* TASK REQUIREMENTS:
Quote the entries in full, character for character, without their images.

* EXTRACTED MATERIAL:
==*==

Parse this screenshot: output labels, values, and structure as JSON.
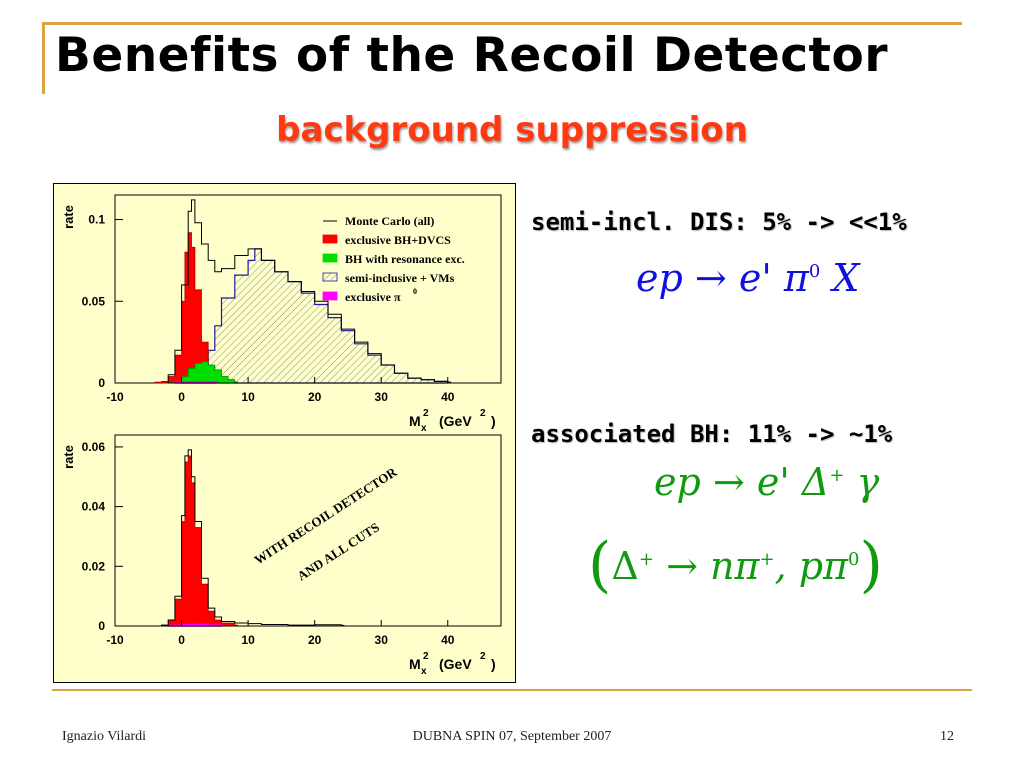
{
  "slide": {
    "title": "Benefits of the Recoil Detector",
    "subtitle": "background suppression",
    "right_text_1": "semi-incl. DIS: 5% -> <<1%",
    "right_text_2": "associated BH: 11% -> ~1%",
    "formula_1": {
      "lhs": "ep",
      "arrow": "→",
      "rhs": "e' π",
      "sup": "0",
      "tail": "X"
    },
    "formula_2": {
      "lhs": "ep",
      "arrow": "→",
      "rhs": "e' Δ",
      "sup": "+",
      "tail": "γ"
    },
    "formula_3": {
      "open": "(",
      "delta": "Δ",
      "delta_sup": "+",
      "arrow": "→",
      "np": "nπ",
      "np_sup": "+",
      "comma": ",",
      "pp": "pπ",
      "pp_sup": "0",
      "close": ")"
    }
  },
  "footer": {
    "author": "Ignazio Vilardi",
    "event": "DUBNA SPIN 07, September 2007",
    "page": "12"
  },
  "colors": {
    "accent_rule": "#d9a441",
    "subtitle": "#ff3a10",
    "formula_blue": "#1010e0",
    "formula_green": "#109a10",
    "plot_bg": "#ffffcc",
    "exclusive_bh_dvcs": "#ff0000",
    "bh_resonance": "#00dd00",
    "semi_inclusive": "#1a1aa0",
    "exclusive_pi0": "#ff00ff"
  },
  "chart_data": [
    {
      "type": "area",
      "title": "",
      "xlabel": "M_x^2 (GeV^2)",
      "ylabel": "rate",
      "xlim": [
        -10,
        48
      ],
      "ylim": [
        0,
        0.115
      ],
      "x_ticks": [
        "-10",
        "0",
        "10",
        "20",
        "30",
        "40"
      ],
      "y_ticks": [
        "0",
        "0.05",
        "0.1"
      ],
      "legend_position": "top-right",
      "series": [
        {
          "name": "Monte Carlo (all)",
          "x": [
            -2,
            -1,
            0,
            1,
            1.5,
            2,
            3,
            4,
            5,
            6,
            8,
            10,
            12,
            14,
            16,
            18,
            20,
            22,
            24,
            26,
            28,
            30,
            32,
            34,
            36,
            38,
            40
          ],
          "values": [
            0.005,
            0.02,
            0.06,
            0.105,
            0.112,
            0.098,
            0.085,
            0.075,
            0.068,
            0.07,
            0.078,
            0.082,
            0.075,
            0.068,
            0.062,
            0.056,
            0.05,
            0.042,
            0.033,
            0.025,
            0.018,
            0.011,
            0.006,
            0.003,
            0.002,
            0.001,
            0.0005
          ]
        },
        {
          "name": "exclusive BH+DVCS",
          "x": [
            -4,
            -3,
            -2,
            -1,
            0,
            0.5,
            1,
            1.5,
            2,
            3,
            4,
            5,
            6,
            7,
            8
          ],
          "values": [
            0.0005,
            0.001,
            0.004,
            0.017,
            0.05,
            0.08,
            0.092,
            0.083,
            0.057,
            0.025,
            0.01,
            0.004,
            0.002,
            0.001,
            0.0005
          ]
        },
        {
          "name": "BH with resonance exc.",
          "x": [
            -2,
            0,
            1,
            2,
            3,
            4,
            5,
            6,
            7,
            8
          ],
          "values": [
            0.0005,
            0.004,
            0.009,
            0.012,
            0.013,
            0.011,
            0.008,
            0.004,
            0.002,
            0.0005
          ]
        },
        {
          "name": "semi-inclusive + VMs",
          "x": [
            0,
            2,
            4,
            5,
            6,
            8,
            10,
            11,
            12,
            14,
            16,
            18,
            20,
            22,
            24,
            26,
            28,
            30,
            32,
            34,
            36,
            38,
            40
          ],
          "values": [
            0,
            0.005,
            0.02,
            0.035,
            0.052,
            0.066,
            0.075,
            0.082,
            0.075,
            0.068,
            0.062,
            0.055,
            0.048,
            0.04,
            0.032,
            0.024,
            0.017,
            0.011,
            0.006,
            0.003,
            0.002,
            0.001,
            0.0005
          ]
        },
        {
          "name": "exclusive π",
          "x": [
            -1,
            1,
            3,
            5
          ],
          "values": [
            0.0005,
            0.0008,
            0.0008,
            0.0005
          ]
        }
      ],
      "legend_entries": [
        "Monte Carlo (all)",
        "exclusive BH+DVCS",
        "BH with resonance exc.",
        "semi-inclusive + VMs",
        "exclusive π"
      ],
      "legend_superscript": "0",
      "xlabel_parts": {
        "main": "M",
        "sub": "x",
        "sup": "2",
        "unit": "(GeV",
        "unit_sup": "2",
        "unit_close": ")"
      }
    },
    {
      "type": "area",
      "title": "",
      "xlabel": "M_x^2 (GeV^2)",
      "ylabel": "rate",
      "xlim": [
        -10,
        48
      ],
      "ylim": [
        0,
        0.064
      ],
      "x_ticks": [
        "-10",
        "0",
        "10",
        "20",
        "30",
        "40"
      ],
      "y_ticks": [
        "0",
        "0.02",
        "0.04",
        "0.06"
      ],
      "annotation_lines": [
        "WITH RECOIL DETECTOR",
        "AND ALL CUTS"
      ],
      "series": [
        {
          "name": "Monte Carlo (all)",
          "x": [
            -3,
            -2,
            -1,
            0,
            0.5,
            1,
            1.5,
            2,
            3,
            4,
            5,
            6,
            8,
            10,
            12,
            16,
            20,
            24
          ],
          "values": [
            0.0003,
            0.002,
            0.01,
            0.037,
            0.057,
            0.059,
            0.05,
            0.035,
            0.016,
            0.006,
            0.003,
            0.0015,
            0.001,
            0.0008,
            0.0005,
            0.0003,
            0.0004,
            0.0002
          ]
        },
        {
          "name": "exclusive BH+DVCS",
          "x": [
            -3,
            -2,
            -1,
            0,
            0.5,
            1,
            1.5,
            2,
            3,
            4,
            5,
            6,
            8
          ],
          "values": [
            0.0003,
            0.002,
            0.009,
            0.035,
            0.055,
            0.057,
            0.048,
            0.033,
            0.014,
            0.005,
            0.002,
            0.001,
            0.0003
          ]
        },
        {
          "name": "exclusive π",
          "x": [
            -2,
            0,
            2,
            4,
            6
          ],
          "values": [
            0.0002,
            0.0004,
            0.0005,
            0.0003,
            0.0002
          ]
        }
      ]
    }
  ]
}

==*==

* SOLUTION TO THIS TASK:
Parse this screenshot: output labels, values, and structure as JSON.
{
  "slide": {
    "title": "Benefits of the Recoil Detector",
    "subtitle": "background suppression",
    "right_text_1": "semi-incl. DIS: 5% -> <<1%",
    "right_text_2": "associated BH: 11% -> ~1%",
    "formula_1": {
      "lhs": "ep",
      "arrow": "→",
      "rhs": "e' π",
      "sup": "0",
      "tail": "X"
    },
    "formula_2": {
      "lhs": "ep",
      "arrow": "→",
      "rhs": "e' Δ",
      "sup": "+",
      "tail": "γ"
    },
    "formula_3": {
      "open": "(",
      "delta": "Δ",
      "delta_sup": "+",
      "arrow": "→",
      "np": "nπ",
      "np_sup": "+",
      "comma": ",",
      "pp": "pπ",
      "pp_sup": "0",
      "close": ")"
    }
  },
  "footer": {
    "author": "Ignazio Vilardi",
    "event": "DUBNA SPIN 07, September 2007",
    "page": "12"
  },
  "colors": {
    "accent_rule": "#d9a441",
    "subtitle": "#ff3a10",
    "formula_blue": "#1010e0",
    "formula_green": "#109a10",
    "plot_bg": "#ffffcc",
    "exclusive_bh_dvcs": "#ff0000",
    "bh_resonance": "#00dd00",
    "semi_inclusive": "#1a1aa0",
    "exclusive_pi0": "#ff00ff"
  },
  "chart_data": [
    {
      "type": "area",
      "title": "",
      "xlabel": "M_x^2 (GeV^2)",
      "ylabel": "rate",
      "xlim": [
        -10,
        48
      ],
      "ylim": [
        0,
        0.115
      ],
      "x_ticks": [
        "-10",
        "0",
        "10",
        "20",
        "30",
        "40"
      ],
      "y_ticks": [
        "0",
        "0.05",
        "0.1"
      ],
      "legend_position": "top-right",
      "series": [
        {
          "name": "Monte Carlo (all)",
          "x": [
            -2,
            -1,
            0,
            1,
            1.5,
            2,
            3,
            4,
            5,
            6,
            8,
            10,
            12,
            14,
            16,
            18,
            20,
            22,
            24,
            26,
            28,
            30,
            32,
            34,
            36,
            38,
            40
          ],
          "values": [
            0.005,
            0.02,
            0.06,
            0.105,
            0.112,
            0.098,
            0.085,
            0.075,
            0.068,
            0.07,
            0.078,
            0.082,
            0.075,
            0.068,
            0.062,
            0.056,
            0.05,
            0.042,
            0.033,
            0.025,
            0.018,
            0.011,
            0.006,
            0.003,
            0.002,
            0.001,
            0.0005
          ]
        },
        {
          "name": "exclusive BH+DVCS",
          "x": [
            -4,
            -3,
            -2,
            -1,
            0,
            0.5,
            1,
            1.5,
            2,
            3,
            4,
            5,
            6,
            7,
            8
          ],
          "values": [
            0.0005,
            0.001,
            0.004,
            0.017,
            0.05,
            0.08,
            0.092,
            0.083,
            0.057,
            0.025,
            0.01,
            0.004,
            0.002,
            0.001,
            0.0005
          ]
        },
        {
          "name": "BH with resonance exc.",
          "x": [
            -2,
            0,
            1,
            2,
            3,
            4,
            5,
            6,
            7,
            8
          ],
          "values": [
            0.0005,
            0.004,
            0.009,
            0.012,
            0.013,
            0.011,
            0.008,
            0.004,
            0.002,
            0.0005
          ]
        },
        {
          "name": "semi-inclusive + VMs",
          "x": [
            0,
            2,
            4,
            5,
            6,
            8,
            10,
            11,
            12,
            14,
            16,
            18,
            20,
            22,
            24,
            26,
            28,
            30,
            32,
            34,
            36,
            38,
            40
          ],
          "values": [
            0,
            0.005,
            0.02,
            0.035,
            0.052,
            0.066,
            0.075,
            0.082,
            0.075,
            0.068,
            0.062,
            0.055,
            0.048,
            0.04,
            0.032,
            0.024,
            0.017,
            0.011,
            0.006,
            0.003,
            0.002,
            0.001,
            0.0005
          ]
        },
        {
          "name": "exclusive π",
          "x": [
            -1,
            1,
            3,
            5
          ],
          "values": [
            0.0005,
            0.0008,
            0.0008,
            0.0005
          ]
        }
      ],
      "legend_entries": [
        "Monte Carlo (all)",
        "exclusive BH+DVCS",
        "BH with resonance exc.",
        "semi-inclusive + VMs",
        "exclusive π"
      ],
      "legend_superscript": "0",
      "xlabel_parts": {
        "main": "M",
        "sub": "x",
        "sup": "2",
        "unit": "(GeV",
        "unit_sup": "2",
        "unit_close": ")"
      }
    },
    {
      "type": "area",
      "title": "",
      "xlabel": "M_x^2 (GeV^2)",
      "ylabel": "rate",
      "xlim": [
        -10,
        48
      ],
      "ylim": [
        0,
        0.064
      ],
      "x_ticks": [
        "-10",
        "0",
        "10",
        "20",
        "30",
        "40"
      ],
      "y_ticks": [
        "0",
        "0.02",
        "0.04",
        "0.06"
      ],
      "annotation_lines": [
        "WITH RECOIL DETECTOR",
        "AND ALL CUTS"
      ],
      "series": [
        {
          "name": "Monte Carlo (all)",
          "x": [
            -3,
            -2,
            -1,
            0,
            0.5,
            1,
            1.5,
            2,
            3,
            4,
            5,
            6,
            8,
            10,
            12,
            16,
            20,
            24
          ],
          "values": [
            0.0003,
            0.002,
            0.01,
            0.037,
            0.057,
            0.059,
            0.05,
            0.035,
            0.016,
            0.006,
            0.003,
            0.0015,
            0.001,
            0.0008,
            0.0005,
            0.0003,
            0.0004,
            0.0002
          ]
        },
        {
          "name": "exclusive BH+DVCS",
          "x": [
            -3,
            -2,
            -1,
            0,
            0.5,
            1,
            1.5,
            2,
            3,
            4,
            5,
            6,
            8
          ],
          "values": [
            0.0003,
            0.002,
            0.009,
            0.035,
            0.055,
            0.057,
            0.048,
            0.033,
            0.014,
            0.005,
            0.002,
            0.001,
            0.0003
          ]
        },
        {
          "name": "exclusive π",
          "x": [
            -2,
            0,
            2,
            4,
            6
          ],
          "values": [
            0.0002,
            0.0004,
            0.0005,
            0.0003,
            0.0002
          ]
        }
      ]
    }
  ]
}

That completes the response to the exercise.